EXERCISE OBJECTIVE: Look through the data and write out every line with the word "name" in it.

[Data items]
* Begin *
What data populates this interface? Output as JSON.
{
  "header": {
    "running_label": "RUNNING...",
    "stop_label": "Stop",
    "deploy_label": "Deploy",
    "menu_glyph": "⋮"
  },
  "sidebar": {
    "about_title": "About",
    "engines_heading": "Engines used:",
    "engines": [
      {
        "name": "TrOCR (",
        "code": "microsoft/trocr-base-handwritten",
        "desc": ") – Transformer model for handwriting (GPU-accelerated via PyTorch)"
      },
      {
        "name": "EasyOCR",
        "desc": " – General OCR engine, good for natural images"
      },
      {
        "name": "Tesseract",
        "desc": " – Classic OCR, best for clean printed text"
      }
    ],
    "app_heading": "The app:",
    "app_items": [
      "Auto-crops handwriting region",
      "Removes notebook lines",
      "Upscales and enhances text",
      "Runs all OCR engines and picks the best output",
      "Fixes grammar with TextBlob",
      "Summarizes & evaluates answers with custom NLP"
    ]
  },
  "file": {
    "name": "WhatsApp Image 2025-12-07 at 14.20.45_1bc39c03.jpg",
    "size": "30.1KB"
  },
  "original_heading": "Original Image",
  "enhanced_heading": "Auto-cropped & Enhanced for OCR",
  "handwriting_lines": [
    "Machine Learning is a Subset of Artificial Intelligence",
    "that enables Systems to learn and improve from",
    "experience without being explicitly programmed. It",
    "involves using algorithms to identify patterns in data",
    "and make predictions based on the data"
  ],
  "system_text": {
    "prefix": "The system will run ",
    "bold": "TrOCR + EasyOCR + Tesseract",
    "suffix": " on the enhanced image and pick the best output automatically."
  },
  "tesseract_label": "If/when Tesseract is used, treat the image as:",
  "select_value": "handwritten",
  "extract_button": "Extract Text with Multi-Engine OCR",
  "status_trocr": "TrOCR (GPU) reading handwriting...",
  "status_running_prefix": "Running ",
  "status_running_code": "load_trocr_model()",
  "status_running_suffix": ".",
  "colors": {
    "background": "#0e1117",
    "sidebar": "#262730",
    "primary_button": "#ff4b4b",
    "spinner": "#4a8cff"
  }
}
* End *
THE ANSWER:
        "name": "TrOCR (",
        "name": "EasyOCR",
        "name": "Tesseract",
    "name": "WhatsApp Image 2025-12-07 at 14.20.45_1bc39c03.jpg",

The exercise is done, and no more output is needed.